▶ _Obiettivo 1_
Filtra i record e copia ogni riga che contiene la stringa "nhập".

Leggete Peonia Rossa di Lin Yutang (in Italia è stato edito da Bompiani nel 1964, per la traduzione di Bruno Oddera) se volete trovare una spietata educazione sentimentale, egoista e vorace, e se non avete paura di essere però delusi dalla banalità che sta alla base dell’uomo. Tutti gli impulsi si assomigliano, tutti i desideri finiscono nello stesso sacchetto dell’indifferenziata. L’amore infatti non è per tutti; quando Peonia lascia Mengchia egli si ammala, perde lo spirito: è andato via dal corpo e al suo posto sono entrati spiriti inferiori. Il sentimento mette alla prova anche il corpo, bisogna ammettere che non tutti siamo capaci di grandi passioni. C’è chi la passione non è in grado di reggerla, chi si sfianca alla prima salita.

Voci degli elementi di layout

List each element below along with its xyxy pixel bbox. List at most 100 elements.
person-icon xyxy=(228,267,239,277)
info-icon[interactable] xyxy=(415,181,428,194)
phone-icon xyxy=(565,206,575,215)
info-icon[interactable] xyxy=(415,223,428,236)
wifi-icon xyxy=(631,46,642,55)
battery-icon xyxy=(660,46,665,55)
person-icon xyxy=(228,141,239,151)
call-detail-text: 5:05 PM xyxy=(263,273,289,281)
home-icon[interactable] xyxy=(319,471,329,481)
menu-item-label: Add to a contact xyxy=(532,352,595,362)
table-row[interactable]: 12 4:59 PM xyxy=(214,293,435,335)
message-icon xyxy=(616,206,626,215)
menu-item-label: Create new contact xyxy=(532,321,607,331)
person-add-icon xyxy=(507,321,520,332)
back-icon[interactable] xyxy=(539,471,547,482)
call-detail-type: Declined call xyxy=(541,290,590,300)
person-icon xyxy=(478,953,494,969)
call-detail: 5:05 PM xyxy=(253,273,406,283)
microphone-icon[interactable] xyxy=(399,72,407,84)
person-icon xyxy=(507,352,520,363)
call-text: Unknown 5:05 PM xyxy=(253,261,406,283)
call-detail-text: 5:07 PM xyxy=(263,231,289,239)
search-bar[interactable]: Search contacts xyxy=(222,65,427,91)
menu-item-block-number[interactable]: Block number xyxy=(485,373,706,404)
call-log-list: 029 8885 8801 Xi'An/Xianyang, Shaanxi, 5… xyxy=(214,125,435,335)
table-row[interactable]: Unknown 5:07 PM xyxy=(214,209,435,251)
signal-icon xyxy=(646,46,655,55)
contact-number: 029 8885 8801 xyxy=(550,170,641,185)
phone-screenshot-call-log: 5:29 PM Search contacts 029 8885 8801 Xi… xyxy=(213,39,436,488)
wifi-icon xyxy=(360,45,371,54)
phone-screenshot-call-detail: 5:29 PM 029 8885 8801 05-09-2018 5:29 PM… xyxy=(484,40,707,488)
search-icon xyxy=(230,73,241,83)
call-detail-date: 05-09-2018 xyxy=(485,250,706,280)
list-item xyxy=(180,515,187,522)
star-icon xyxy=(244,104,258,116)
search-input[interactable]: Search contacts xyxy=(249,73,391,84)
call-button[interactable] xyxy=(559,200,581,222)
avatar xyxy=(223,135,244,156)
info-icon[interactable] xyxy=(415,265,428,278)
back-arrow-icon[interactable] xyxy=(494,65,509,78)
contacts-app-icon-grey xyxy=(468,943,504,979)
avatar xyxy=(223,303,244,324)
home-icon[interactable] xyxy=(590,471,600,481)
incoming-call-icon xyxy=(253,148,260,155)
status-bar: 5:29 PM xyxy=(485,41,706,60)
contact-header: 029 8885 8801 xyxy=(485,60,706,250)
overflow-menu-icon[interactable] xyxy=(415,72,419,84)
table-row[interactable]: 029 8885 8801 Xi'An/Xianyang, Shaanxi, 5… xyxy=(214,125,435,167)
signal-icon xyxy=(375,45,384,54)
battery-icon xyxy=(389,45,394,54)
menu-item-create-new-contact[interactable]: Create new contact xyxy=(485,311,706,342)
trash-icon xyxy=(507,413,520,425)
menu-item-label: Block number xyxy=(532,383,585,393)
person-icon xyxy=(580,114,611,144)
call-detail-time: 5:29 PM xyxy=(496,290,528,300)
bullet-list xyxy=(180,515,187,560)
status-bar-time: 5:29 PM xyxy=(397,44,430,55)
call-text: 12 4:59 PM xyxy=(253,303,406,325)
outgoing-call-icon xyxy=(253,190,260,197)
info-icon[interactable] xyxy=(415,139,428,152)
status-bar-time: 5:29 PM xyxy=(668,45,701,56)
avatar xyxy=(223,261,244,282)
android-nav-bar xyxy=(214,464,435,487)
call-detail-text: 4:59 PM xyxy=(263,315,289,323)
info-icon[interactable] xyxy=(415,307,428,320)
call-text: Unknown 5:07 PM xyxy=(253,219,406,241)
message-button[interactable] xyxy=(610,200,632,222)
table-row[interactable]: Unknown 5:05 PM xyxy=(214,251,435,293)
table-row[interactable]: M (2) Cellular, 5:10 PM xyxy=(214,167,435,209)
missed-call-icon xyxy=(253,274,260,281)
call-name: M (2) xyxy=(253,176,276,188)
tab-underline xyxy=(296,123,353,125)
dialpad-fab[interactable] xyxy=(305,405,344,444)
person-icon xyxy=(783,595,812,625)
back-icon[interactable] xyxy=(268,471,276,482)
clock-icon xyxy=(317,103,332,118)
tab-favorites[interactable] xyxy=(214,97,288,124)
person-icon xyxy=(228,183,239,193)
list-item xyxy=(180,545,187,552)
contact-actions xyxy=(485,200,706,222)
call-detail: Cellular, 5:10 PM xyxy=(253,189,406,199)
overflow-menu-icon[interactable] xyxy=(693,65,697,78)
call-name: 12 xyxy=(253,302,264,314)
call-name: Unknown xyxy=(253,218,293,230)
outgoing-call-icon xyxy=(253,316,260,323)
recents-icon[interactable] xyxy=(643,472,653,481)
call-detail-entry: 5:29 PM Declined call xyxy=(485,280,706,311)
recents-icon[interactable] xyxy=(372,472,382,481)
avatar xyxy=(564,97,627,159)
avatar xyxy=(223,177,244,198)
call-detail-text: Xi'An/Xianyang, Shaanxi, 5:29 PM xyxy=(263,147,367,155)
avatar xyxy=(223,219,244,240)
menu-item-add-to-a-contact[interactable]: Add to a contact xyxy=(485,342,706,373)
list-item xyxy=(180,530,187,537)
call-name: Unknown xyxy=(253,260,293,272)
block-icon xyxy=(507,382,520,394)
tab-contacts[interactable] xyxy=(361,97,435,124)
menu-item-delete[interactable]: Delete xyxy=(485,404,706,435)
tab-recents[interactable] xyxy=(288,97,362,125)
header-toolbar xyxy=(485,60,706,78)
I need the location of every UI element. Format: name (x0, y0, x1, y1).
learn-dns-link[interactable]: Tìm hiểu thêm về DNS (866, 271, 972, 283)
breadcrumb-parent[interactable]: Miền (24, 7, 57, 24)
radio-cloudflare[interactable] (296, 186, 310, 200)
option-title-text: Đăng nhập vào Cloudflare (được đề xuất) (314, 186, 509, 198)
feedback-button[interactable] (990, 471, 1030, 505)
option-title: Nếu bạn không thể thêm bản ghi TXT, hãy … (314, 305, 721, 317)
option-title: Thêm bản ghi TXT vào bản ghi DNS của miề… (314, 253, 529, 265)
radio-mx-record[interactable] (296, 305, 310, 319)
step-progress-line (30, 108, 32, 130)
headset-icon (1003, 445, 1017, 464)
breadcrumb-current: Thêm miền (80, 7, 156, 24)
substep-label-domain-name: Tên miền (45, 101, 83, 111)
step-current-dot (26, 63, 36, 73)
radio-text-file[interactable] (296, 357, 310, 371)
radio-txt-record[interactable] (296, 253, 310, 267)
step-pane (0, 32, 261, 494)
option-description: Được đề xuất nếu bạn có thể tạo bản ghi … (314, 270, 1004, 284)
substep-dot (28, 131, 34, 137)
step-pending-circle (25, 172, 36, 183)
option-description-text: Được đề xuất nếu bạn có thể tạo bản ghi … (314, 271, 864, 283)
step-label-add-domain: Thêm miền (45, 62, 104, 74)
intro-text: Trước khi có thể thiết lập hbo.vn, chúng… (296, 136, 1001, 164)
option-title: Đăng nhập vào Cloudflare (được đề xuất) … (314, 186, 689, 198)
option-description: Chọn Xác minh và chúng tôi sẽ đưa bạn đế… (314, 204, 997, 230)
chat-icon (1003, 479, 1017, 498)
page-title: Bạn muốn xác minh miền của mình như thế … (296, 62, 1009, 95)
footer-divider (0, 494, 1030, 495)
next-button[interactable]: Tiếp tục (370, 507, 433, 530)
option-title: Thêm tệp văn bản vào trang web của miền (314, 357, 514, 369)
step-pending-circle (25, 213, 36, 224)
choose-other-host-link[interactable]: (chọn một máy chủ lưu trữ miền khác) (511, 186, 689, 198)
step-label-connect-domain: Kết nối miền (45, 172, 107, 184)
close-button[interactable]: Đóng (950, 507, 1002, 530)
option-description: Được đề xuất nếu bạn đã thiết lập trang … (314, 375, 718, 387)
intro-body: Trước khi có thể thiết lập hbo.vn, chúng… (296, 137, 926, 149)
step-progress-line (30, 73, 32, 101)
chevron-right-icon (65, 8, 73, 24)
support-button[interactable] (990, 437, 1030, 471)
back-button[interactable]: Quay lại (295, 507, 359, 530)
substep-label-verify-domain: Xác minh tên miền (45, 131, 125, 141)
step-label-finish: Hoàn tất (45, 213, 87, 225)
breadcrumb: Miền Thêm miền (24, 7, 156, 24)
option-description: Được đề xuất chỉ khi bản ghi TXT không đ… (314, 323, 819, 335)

▶ _Obiettivo 2_
Scrivi il seguito del brano su Peonia Rossa, riprendendo subito dopo l'ultima frase.

▶ _Risposta finale 1_
option-title-text: Đăng nhập vào Cloudflare (được đề xuất) (314, 186, 509, 198)
option-title: Đăng nhập vào Cloudflare (được đề xuất) … (314, 186, 689, 198)

▶ _Risposta finale 2_
Bisogna aggredire il cuore con il cuore”.

Ti ho fatto male?” egli le domandò. “No, mi hai reso molto felice facendomi tua. Bisognava che fosse doloroso per essere ricordato. Ho sentito ch’era come la nascita di un nuovo essere in me, questo risveglio dell’amore. Ora sono una donna. Doveva essere doloroso”.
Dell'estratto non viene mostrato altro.